Set down each line of the data below exactly as it stands, dropping the pictures.
**** PROVIDED DATA ****
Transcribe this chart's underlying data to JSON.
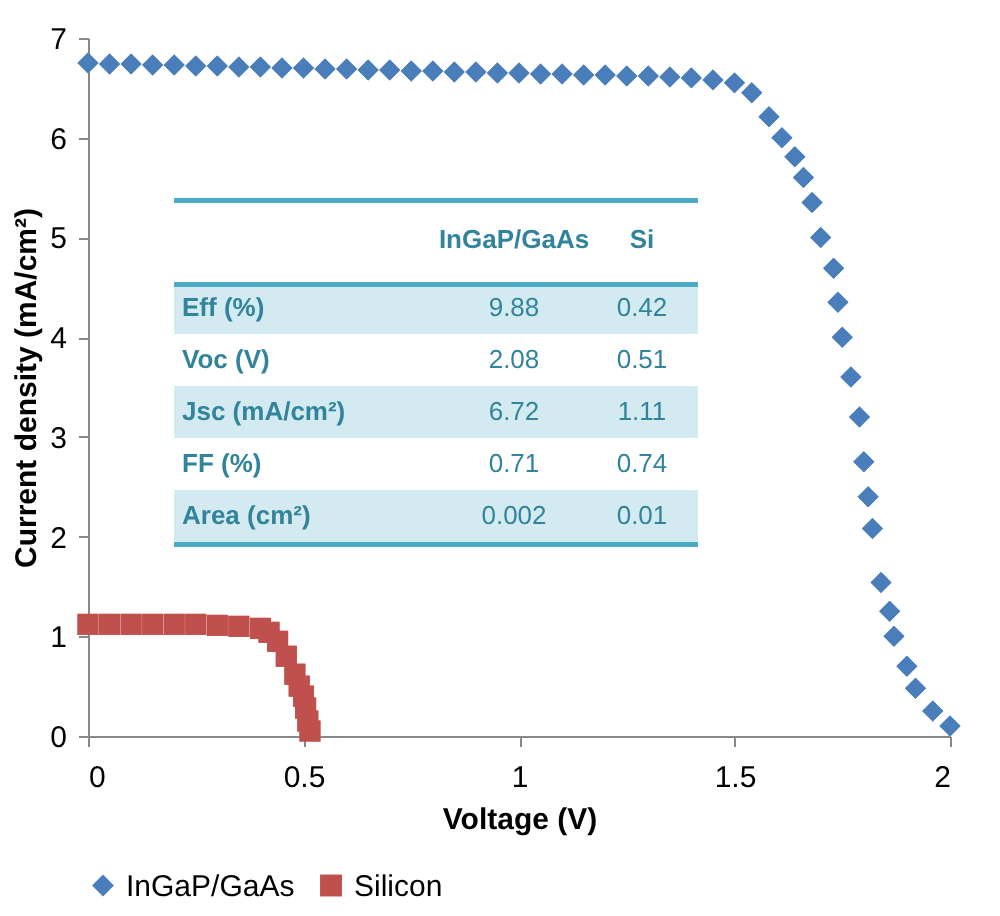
{
  "chart_data": {
    "type": "scatter",
    "xlabel": "Voltage (V)",
    "ylabel": "Current density  (mA/cm²)",
    "xlim": [
      0,
      2
    ],
    "xticks": [
      0,
      0.5,
      1,
      1.5,
      2
    ],
    "ylim": [
      0,
      7
    ],
    "yticks": [
      0,
      1,
      2,
      3,
      4,
      5,
      6,
      7
    ],
    "grid": false,
    "legend": "bottom",
    "series": [
      {
        "name": "InGaP/GaAs",
        "color": "#4a7ebb",
        "marker": "diamond",
        "x": [
          0,
          0.05,
          0.1,
          0.15,
          0.2,
          0.25,
          0.3,
          0.35,
          0.4,
          0.45,
          0.5,
          0.55,
          0.6,
          0.65,
          0.7,
          0.75,
          0.8,
          0.85,
          0.9,
          0.95,
          1.0,
          1.05,
          1.1,
          1.15,
          1.2,
          1.25,
          1.3,
          1.35,
          1.4,
          1.45,
          1.5,
          1.54,
          1.58,
          1.61,
          1.64,
          1.66,
          1.68,
          1.7,
          1.73,
          1.74,
          1.75,
          1.77,
          1.79,
          1.8,
          1.81,
          1.82,
          1.84,
          1.86,
          1.87,
          1.9,
          1.92,
          1.96,
          2.0
        ],
        "values": [
          6.75,
          6.74,
          6.74,
          6.73,
          6.73,
          6.72,
          6.72,
          6.71,
          6.71,
          6.7,
          6.7,
          6.69,
          6.69,
          6.68,
          6.68,
          6.67,
          6.67,
          6.66,
          6.66,
          6.65,
          6.65,
          6.64,
          6.64,
          6.63,
          6.63,
          6.62,
          6.62,
          6.61,
          6.6,
          6.58,
          6.55,
          6.45,
          6.21,
          6.0,
          5.81,
          5.6,
          5.35,
          5.0,
          4.69,
          4.35,
          4.0,
          3.6,
          3.2,
          2.75,
          2.4,
          2.08,
          1.54,
          1.25,
          1.0,
          0.7,
          0.48,
          0.25,
          0.1
        ]
      },
      {
        "name": "Silicon",
        "color": "#c0504d",
        "marker": "square",
        "x": [
          0,
          0.05,
          0.1,
          0.15,
          0.2,
          0.25,
          0.3,
          0.35,
          0.4,
          0.42,
          0.44,
          0.46,
          0.48,
          0.49,
          0.5,
          0.505,
          0.51,
          0.515
        ],
        "values": [
          1.12,
          1.12,
          1.12,
          1.12,
          1.12,
          1.12,
          1.11,
          1.1,
          1.08,
          1.04,
          0.95,
          0.8,
          0.62,
          0.5,
          0.4,
          0.28,
          0.15,
          0.05
        ]
      }
    ],
    "annotations": [
      "InGaP/GaAs",
      "Si",
      "Eff (%)",
      "9.88",
      "0.42",
      "Voc (V)",
      "2.08",
      "0.51",
      "Jsc (mA/cm²)",
      "6.72",
      "1.11",
      "FF (%)",
      "0.71",
      "0.74",
      "Area (cm²)",
      "0.002",
      "0.01"
    ]
  }
}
****
* [OUTPUT FOR THIS EXERCISE]
Transcribe this chart's underlying data to JSON.
{
  "chart_data": {
    "type": "scatter",
    "xlabel": "Voltage (V)",
    "ylabel": "Current density  (mA/cm²)",
    "xlim": [
      0,
      2
    ],
    "xticks": [
      0,
      0.5,
      1,
      1.5,
      2
    ],
    "ylim": [
      0,
      7
    ],
    "yticks": [
      0,
      1,
      2,
      3,
      4,
      5,
      6,
      7
    ],
    "grid": false,
    "legend": "bottom",
    "series": [
      {
        "name": "InGaP/GaAs",
        "color": "#4a7ebb",
        "marker": "diamond",
        "x": [
          0,
          0.05,
          0.1,
          0.15,
          0.2,
          0.25,
          0.3,
          0.35,
          0.4,
          0.45,
          0.5,
          0.55,
          0.6,
          0.65,
          0.7,
          0.75,
          0.8,
          0.85,
          0.9,
          0.95,
          1.0,
          1.05,
          1.1,
          1.15,
          1.2,
          1.25,
          1.3,
          1.35,
          1.4,
          1.45,
          1.5,
          1.54,
          1.58,
          1.61,
          1.64,
          1.66,
          1.68,
          1.7,
          1.73,
          1.74,
          1.75,
          1.77,
          1.79,
          1.8,
          1.81,
          1.82,
          1.84,
          1.86,
          1.87,
          1.9,
          1.92,
          1.96,
          2.0
        ],
        "values": [
          6.75,
          6.74,
          6.74,
          6.73,
          6.73,
          6.72,
          6.72,
          6.71,
          6.71,
          6.7,
          6.7,
          6.69,
          6.69,
          6.68,
          6.68,
          6.67,
          6.67,
          6.66,
          6.66,
          6.65,
          6.65,
          6.64,
          6.64,
          6.63,
          6.63,
          6.62,
          6.62,
          6.61,
          6.6,
          6.58,
          6.55,
          6.45,
          6.21,
          6.0,
          5.81,
          5.6,
          5.35,
          5.0,
          4.69,
          4.35,
          4.0,
          3.6,
          3.2,
          2.75,
          2.4,
          2.08,
          1.54,
          1.25,
          1.0,
          0.7,
          0.48,
          0.25,
          0.1
        ]
      },
      {
        "name": "Silicon",
        "color": "#c0504d",
        "marker": "square",
        "x": [
          0,
          0.05,
          0.1,
          0.15,
          0.2,
          0.25,
          0.3,
          0.35,
          0.4,
          0.42,
          0.44,
          0.46,
          0.48,
          0.49,
          0.5,
          0.505,
          0.51,
          0.515
        ],
        "values": [
          1.12,
          1.12,
          1.12,
          1.12,
          1.12,
          1.12,
          1.11,
          1.1,
          1.08,
          1.04,
          0.95,
          0.8,
          0.62,
          0.5,
          0.4,
          0.28,
          0.15,
          0.05
        ]
      }
    ],
    "annotations": [
      "InGaP/GaAs",
      "Si",
      "Eff (%)",
      "9.88",
      "0.42",
      "Voc (V)",
      "2.08",
      "0.51",
      "Jsc (mA/cm²)",
      "6.72",
      "1.11",
      "FF (%)",
      "0.71",
      "0.74",
      "Area (cm²)",
      "0.002",
      "0.01"
    ]
  }
}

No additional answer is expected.